| Problem to work on |
Quote the records in full and leave their pictures out.

━━━ Exercise materials

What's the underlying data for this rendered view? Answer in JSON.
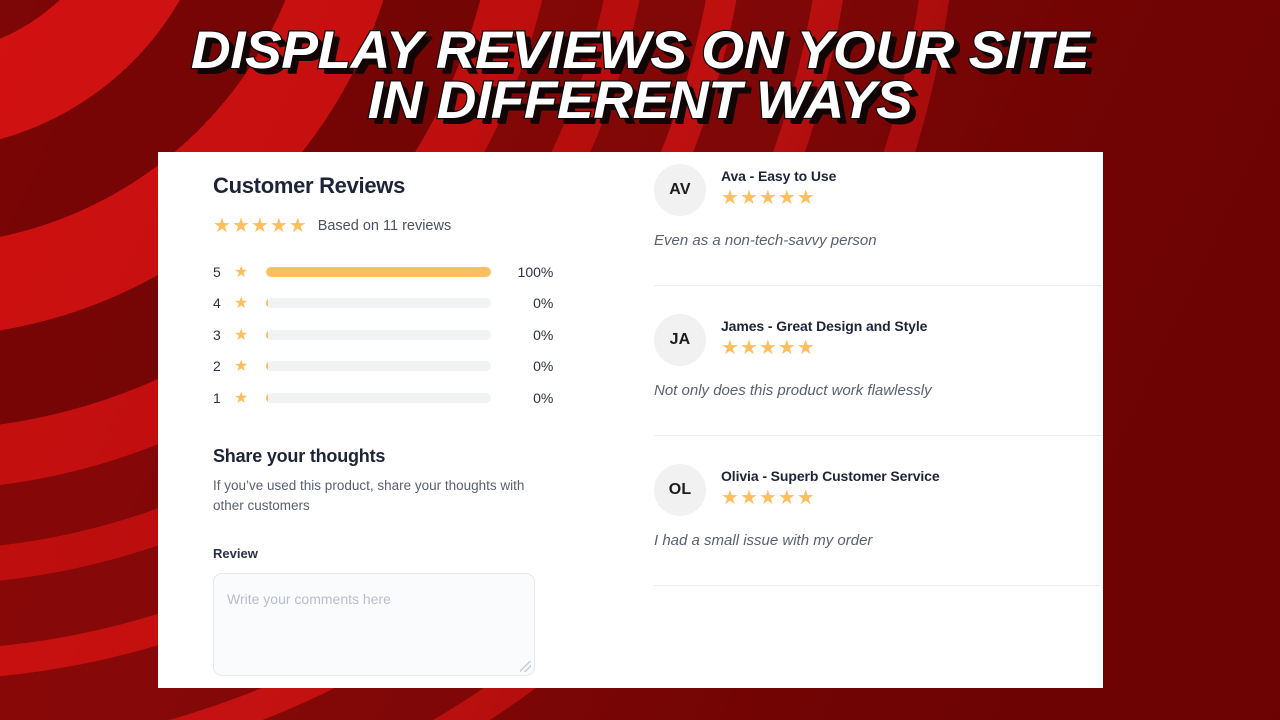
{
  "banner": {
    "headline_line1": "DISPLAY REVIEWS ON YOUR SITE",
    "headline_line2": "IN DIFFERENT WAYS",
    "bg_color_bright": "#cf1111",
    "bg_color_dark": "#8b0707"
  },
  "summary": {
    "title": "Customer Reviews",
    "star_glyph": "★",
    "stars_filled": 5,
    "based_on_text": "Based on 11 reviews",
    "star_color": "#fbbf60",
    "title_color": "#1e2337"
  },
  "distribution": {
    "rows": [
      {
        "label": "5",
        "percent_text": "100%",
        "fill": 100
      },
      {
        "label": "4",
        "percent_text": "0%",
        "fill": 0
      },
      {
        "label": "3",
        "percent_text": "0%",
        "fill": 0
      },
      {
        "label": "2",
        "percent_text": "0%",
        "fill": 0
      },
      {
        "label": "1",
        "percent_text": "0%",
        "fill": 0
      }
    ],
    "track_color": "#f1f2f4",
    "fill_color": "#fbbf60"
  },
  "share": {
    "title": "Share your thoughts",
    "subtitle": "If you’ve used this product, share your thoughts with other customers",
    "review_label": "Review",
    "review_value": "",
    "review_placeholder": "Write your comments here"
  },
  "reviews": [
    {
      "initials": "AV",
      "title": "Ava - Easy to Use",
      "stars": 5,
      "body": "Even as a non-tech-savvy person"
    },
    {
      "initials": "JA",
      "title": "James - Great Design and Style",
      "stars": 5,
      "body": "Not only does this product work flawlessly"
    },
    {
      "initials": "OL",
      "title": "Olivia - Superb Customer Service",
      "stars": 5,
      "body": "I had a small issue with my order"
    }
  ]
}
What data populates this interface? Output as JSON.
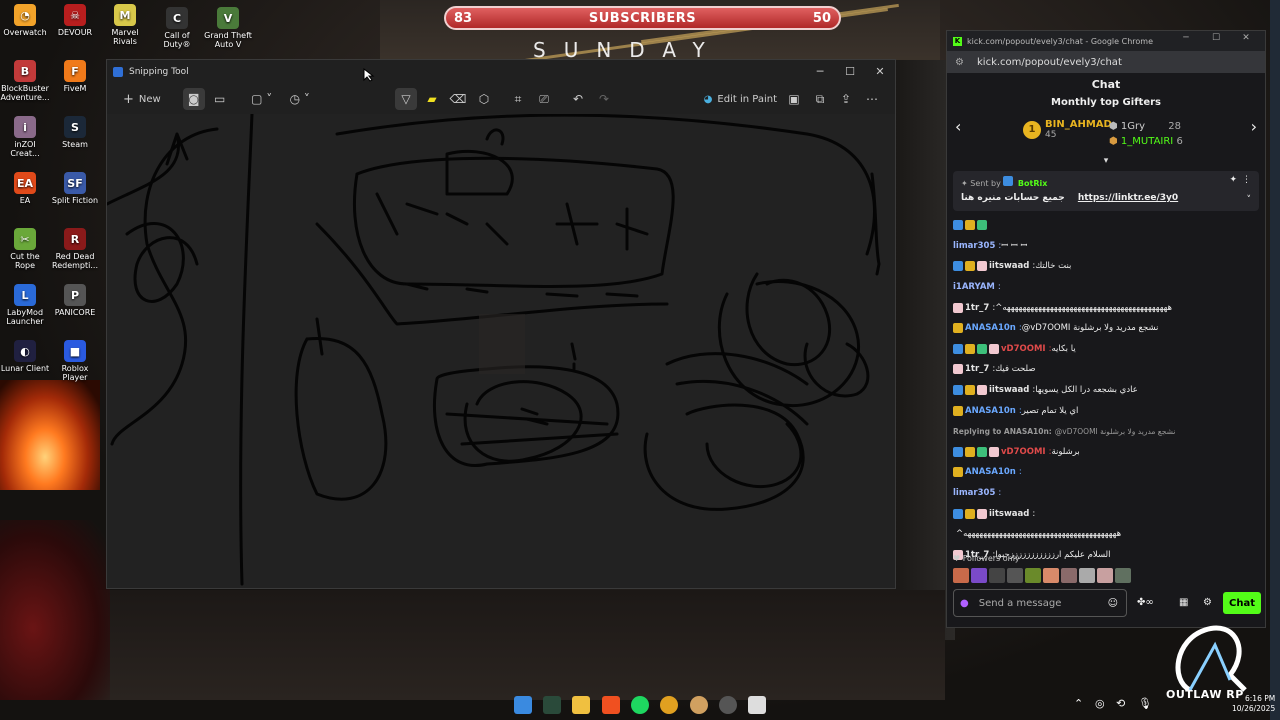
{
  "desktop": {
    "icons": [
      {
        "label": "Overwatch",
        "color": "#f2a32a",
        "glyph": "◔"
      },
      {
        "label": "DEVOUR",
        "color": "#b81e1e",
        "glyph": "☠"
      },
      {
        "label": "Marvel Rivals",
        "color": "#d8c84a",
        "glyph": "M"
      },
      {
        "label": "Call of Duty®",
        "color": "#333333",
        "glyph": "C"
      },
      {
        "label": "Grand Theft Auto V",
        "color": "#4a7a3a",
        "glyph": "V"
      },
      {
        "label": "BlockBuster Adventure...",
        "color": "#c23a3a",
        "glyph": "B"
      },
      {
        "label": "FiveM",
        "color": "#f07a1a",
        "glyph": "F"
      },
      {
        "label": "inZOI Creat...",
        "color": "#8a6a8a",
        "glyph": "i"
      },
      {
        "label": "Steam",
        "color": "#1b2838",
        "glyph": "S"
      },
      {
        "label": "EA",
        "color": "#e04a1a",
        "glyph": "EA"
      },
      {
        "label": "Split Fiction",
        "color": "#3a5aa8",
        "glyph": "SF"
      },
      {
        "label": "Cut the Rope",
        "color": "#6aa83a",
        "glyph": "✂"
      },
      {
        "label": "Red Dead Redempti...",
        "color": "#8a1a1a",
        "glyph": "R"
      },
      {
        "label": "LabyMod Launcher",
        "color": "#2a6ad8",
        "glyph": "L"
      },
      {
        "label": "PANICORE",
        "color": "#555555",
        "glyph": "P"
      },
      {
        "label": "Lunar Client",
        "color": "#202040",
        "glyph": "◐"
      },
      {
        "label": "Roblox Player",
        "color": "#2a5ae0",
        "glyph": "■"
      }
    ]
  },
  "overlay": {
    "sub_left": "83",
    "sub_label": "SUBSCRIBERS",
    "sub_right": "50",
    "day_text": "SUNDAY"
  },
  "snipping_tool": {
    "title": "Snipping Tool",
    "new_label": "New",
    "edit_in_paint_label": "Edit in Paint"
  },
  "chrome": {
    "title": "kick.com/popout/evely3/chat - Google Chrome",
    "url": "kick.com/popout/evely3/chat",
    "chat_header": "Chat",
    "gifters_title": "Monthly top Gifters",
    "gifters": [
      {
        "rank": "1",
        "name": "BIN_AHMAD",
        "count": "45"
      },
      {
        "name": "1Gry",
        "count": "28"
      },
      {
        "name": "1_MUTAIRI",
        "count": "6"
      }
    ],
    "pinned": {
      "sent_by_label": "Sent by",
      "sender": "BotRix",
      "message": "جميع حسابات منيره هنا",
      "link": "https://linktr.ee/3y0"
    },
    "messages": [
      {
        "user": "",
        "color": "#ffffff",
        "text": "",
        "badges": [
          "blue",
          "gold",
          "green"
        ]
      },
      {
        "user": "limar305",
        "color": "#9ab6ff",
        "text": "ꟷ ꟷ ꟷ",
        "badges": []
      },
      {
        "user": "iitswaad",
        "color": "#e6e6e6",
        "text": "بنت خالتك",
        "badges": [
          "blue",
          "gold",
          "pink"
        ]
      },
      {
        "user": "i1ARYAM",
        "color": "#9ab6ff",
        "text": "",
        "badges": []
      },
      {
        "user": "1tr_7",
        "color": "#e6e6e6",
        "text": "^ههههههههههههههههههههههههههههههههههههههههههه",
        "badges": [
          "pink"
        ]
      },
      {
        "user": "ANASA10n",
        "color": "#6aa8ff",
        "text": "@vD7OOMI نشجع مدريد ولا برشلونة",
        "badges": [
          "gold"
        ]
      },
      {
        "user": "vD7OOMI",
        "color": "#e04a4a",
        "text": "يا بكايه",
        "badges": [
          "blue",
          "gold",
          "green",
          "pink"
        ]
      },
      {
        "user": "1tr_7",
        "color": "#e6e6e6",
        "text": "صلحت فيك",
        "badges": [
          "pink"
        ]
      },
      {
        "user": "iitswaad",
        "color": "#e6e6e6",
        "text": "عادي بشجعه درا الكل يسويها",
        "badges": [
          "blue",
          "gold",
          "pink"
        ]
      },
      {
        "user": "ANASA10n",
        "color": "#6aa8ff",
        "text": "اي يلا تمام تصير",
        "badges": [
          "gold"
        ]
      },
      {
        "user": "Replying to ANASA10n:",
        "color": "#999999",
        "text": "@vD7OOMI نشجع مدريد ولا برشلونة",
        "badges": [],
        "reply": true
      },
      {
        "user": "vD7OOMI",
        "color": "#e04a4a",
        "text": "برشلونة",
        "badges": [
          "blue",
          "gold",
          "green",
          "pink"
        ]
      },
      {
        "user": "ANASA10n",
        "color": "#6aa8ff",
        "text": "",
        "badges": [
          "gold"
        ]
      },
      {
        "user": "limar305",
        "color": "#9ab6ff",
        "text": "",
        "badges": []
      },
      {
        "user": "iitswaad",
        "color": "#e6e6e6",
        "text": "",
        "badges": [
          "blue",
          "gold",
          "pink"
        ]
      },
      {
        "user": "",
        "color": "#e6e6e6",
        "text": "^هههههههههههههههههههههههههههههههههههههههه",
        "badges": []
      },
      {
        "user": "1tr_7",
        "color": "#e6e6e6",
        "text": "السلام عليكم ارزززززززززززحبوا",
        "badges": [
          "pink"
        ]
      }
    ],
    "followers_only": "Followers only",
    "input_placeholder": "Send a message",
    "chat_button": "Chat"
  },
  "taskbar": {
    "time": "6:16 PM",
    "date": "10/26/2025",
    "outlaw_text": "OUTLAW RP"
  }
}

━━━━━━

| Written response |
What's the underlying data for this rendered view? Answer in JSON.
{
  "banner": {
    "headline_line1": "DISPLAY REVIEWS ON YOUR SITE",
    "headline_line2": "IN DIFFERENT WAYS",
    "bg_color_bright": "#cf1111",
    "bg_color_dark": "#8b0707"
  },
  "summary": {
    "title": "Customer Reviews",
    "star_glyph": "★",
    "stars_filled": 5,
    "based_on_text": "Based on 11 reviews",
    "star_color": "#fbbf60",
    "title_color": "#1e2337"
  },
  "distribution": {
    "rows": [
      {
        "label": "5",
        "percent_text": "100%",
        "fill": 100
      },
      {
        "label": "4",
        "percent_text": "0%",
        "fill": 0
      },
      {
        "label": "3",
        "percent_text": "0%",
        "fill": 0
      },
      {
        "label": "2",
        "percent_text": "0%",
        "fill": 0
      },
      {
        "label": "1",
        "percent_text": "0%",
        "fill": 0
      }
    ],
    "track_color": "#f1f2f4",
    "fill_color": "#fbbf60"
  },
  "share": {
    "title": "Share your thoughts",
    "subtitle": "If you’ve used this product, share your thoughts with other customers",
    "review_label": "Review",
    "review_value": "",
    "review_placeholder": "Write your comments here"
  },
  "reviews": [
    {
      "initials": "AV",
      "title": "Ava - Easy to Use",
      "stars": 5,
      "body": "Even as a non-tech-savvy person"
    },
    {
      "initials": "JA",
      "title": "James - Great Design and Style",
      "stars": 5,
      "body": "Not only does this product work flawlessly"
    },
    {
      "initials": "OL",
      "title": "Olivia - Superb Customer Service",
      "stars": 5,
      "body": "I had a small issue with my order"
    }
  ]
}
What data populates this interface? Output as JSON.
{
  "desktop": {
    "icons": [
      {
        "label": "Overwatch",
        "color": "#f2a32a",
        "glyph": "◔"
      },
      {
        "label": "DEVOUR",
        "color": "#b81e1e",
        "glyph": "☠"
      },
      {
        "label": "Marvel Rivals",
        "color": "#d8c84a",
        "glyph": "M"
      },
      {
        "label": "Call of Duty®",
        "color": "#333333",
        "glyph": "C"
      },
      {
        "label": "Grand Theft Auto V",
        "color": "#4a7a3a",
        "glyph": "V"
      },
      {
        "label": "BlockBuster Adventure...",
        "color": "#c23a3a",
        "glyph": "B"
      },
      {
        "label": "FiveM",
        "color": "#f07a1a",
        "glyph": "F"
      },
      {
        "label": "inZOI Creat...",
        "color": "#8a6a8a",
        "glyph": "i"
      },
      {
        "label": "Steam",
        "color": "#1b2838",
        "glyph": "S"
      },
      {
        "label": "EA",
        "color": "#e04a1a",
        "glyph": "EA"
      },
      {
        "label": "Split Fiction",
        "color": "#3a5aa8",
        "glyph": "SF"
      },
      {
        "label": "Cut the Rope",
        "color": "#6aa83a",
        "glyph": "✂"
      },
      {
        "label": "Red Dead Redempti...",
        "color": "#8a1a1a",
        "glyph": "R"
      },
      {
        "label": "LabyMod Launcher",
        "color": "#2a6ad8",
        "glyph": "L"
      },
      {
        "label": "PANICORE",
        "color": "#555555",
        "glyph": "P"
      },
      {
        "label": "Lunar Client",
        "color": "#202040",
        "glyph": "◐"
      },
      {
        "label": "Roblox Player",
        "color": "#2a5ae0",
        "glyph": "■"
      }
    ]
  },
  "overlay": {
    "sub_left": "83",
    "sub_label": "SUBSCRIBERS",
    "sub_right": "50",
    "day_text": "SUNDAY"
  },
  "snipping_tool": {
    "title": "Snipping Tool",
    "new_label": "New",
    "edit_in_paint_label": "Edit in Paint"
  },
  "chrome": {
    "title": "kick.com/popout/evely3/chat - Google Chrome",
    "url": "kick.com/popout/evely3/chat",
    "chat_header": "Chat",
    "gifters_title": "Monthly top Gifters",
    "gifters": [
      {
        "rank": "1",
        "name": "BIN_AHMAD",
        "count": "45"
      },
      {
        "name": "1Gry",
        "count": "28"
      },
      {
        "name": "1_MUTAIRI",
        "count": "6"
      }
    ],
    "pinned": {
      "sent_by_label": "Sent by",
      "sender": "BotRix",
      "message": "جميع حسابات منيره هنا",
      "link": "https://linktr.ee/3y0"
    },
    "messages": [
      {
        "user": "",
        "color": "#ffffff",
        "text": "",
        "badges": [
          "blue",
          "gold",
          "green"
        ]
      },
      {
        "user": "limar305",
        "color": "#9ab6ff",
        "text": "ꟷ ꟷ ꟷ",
        "badges": []
      },
      {
        "user": "iitswaad",
        "color": "#e6e6e6",
        "text": "بنت خالتك",
        "badges": [
          "blue",
          "gold",
          "pink"
        ]
      },
      {
        "user": "i1ARYAM",
        "color": "#9ab6ff",
        "text": "",
        "badges": []
      },
      {
        "user": "1tr_7",
        "color": "#e6e6e6",
        "text": "^ههههههههههههههههههههههههههههههههههههههههههه",
        "badges": [
          "pink"
        ]
      },
      {
        "user": "ANASA10n",
        "color": "#6aa8ff",
        "text": "@vD7OOMI نشجع مدريد ولا برشلونة",
        "badges": [
          "gold"
        ]
      },
      {
        "user": "vD7OOMI",
        "color": "#e04a4a",
        "text": "يا بكايه",
        "badges": [
          "blue",
          "gold",
          "green",
          "pink"
        ]
      },
      {
        "user": "1tr_7",
        "color": "#e6e6e6",
        "text": "صلحت فيك",
        "badges": [
          "pink"
        ]
      },
      {
        "user": "iitswaad",
        "color": "#e6e6e6",
        "text": "عادي بشجعه درا الكل يسويها",
        "badges": [
          "blue",
          "gold",
          "pink"
        ]
      },
      {
        "user": "ANASA10n",
        "color": "#6aa8ff",
        "text": "اي يلا تمام تصير",
        "badges": [
          "gold"
        ]
      },
      {
        "user": "Replying to ANASA10n:",
        "color": "#999999",
        "text": "@vD7OOMI نشجع مدريد ولا برشلونة",
        "badges": [],
        "reply": true
      },
      {
        "user": "vD7OOMI",
        "color": "#e04a4a",
        "text": "برشلونة",
        "badges": [
          "blue",
          "gold",
          "green",
          "pink"
        ]
      },
      {
        "user": "ANASA10n",
        "color": "#6aa8ff",
        "text": "",
        "badges": [
          "gold"
        ]
      },
      {
        "user": "limar305",
        "color": "#9ab6ff",
        "text": "",
        "badges": []
      },
      {
        "user": "iitswaad",
        "color": "#e6e6e6",
        "text": "",
        "badges": [
          "blue",
          "gold",
          "pink"
        ]
      },
      {
        "user": "",
        "color": "#e6e6e6",
        "text": "^هههههههههههههههههههههههههههههههههههههههه",
        "badges": []
      },
      {
        "user": "1tr_7",
        "color": "#e6e6e6",
        "text": "السلام عليكم ارزززززززززززحبوا",
        "badges": [
          "pink"
        ]
      }
    ],
    "followers_only": "Followers only",
    "input_placeholder": "Send a message",
    "chat_button": "Chat"
  },
  "taskbar": {
    "time": "6:16 PM",
    "date": "10/26/2025",
    "outlaw_text": "OUTLAW RP"
  }
}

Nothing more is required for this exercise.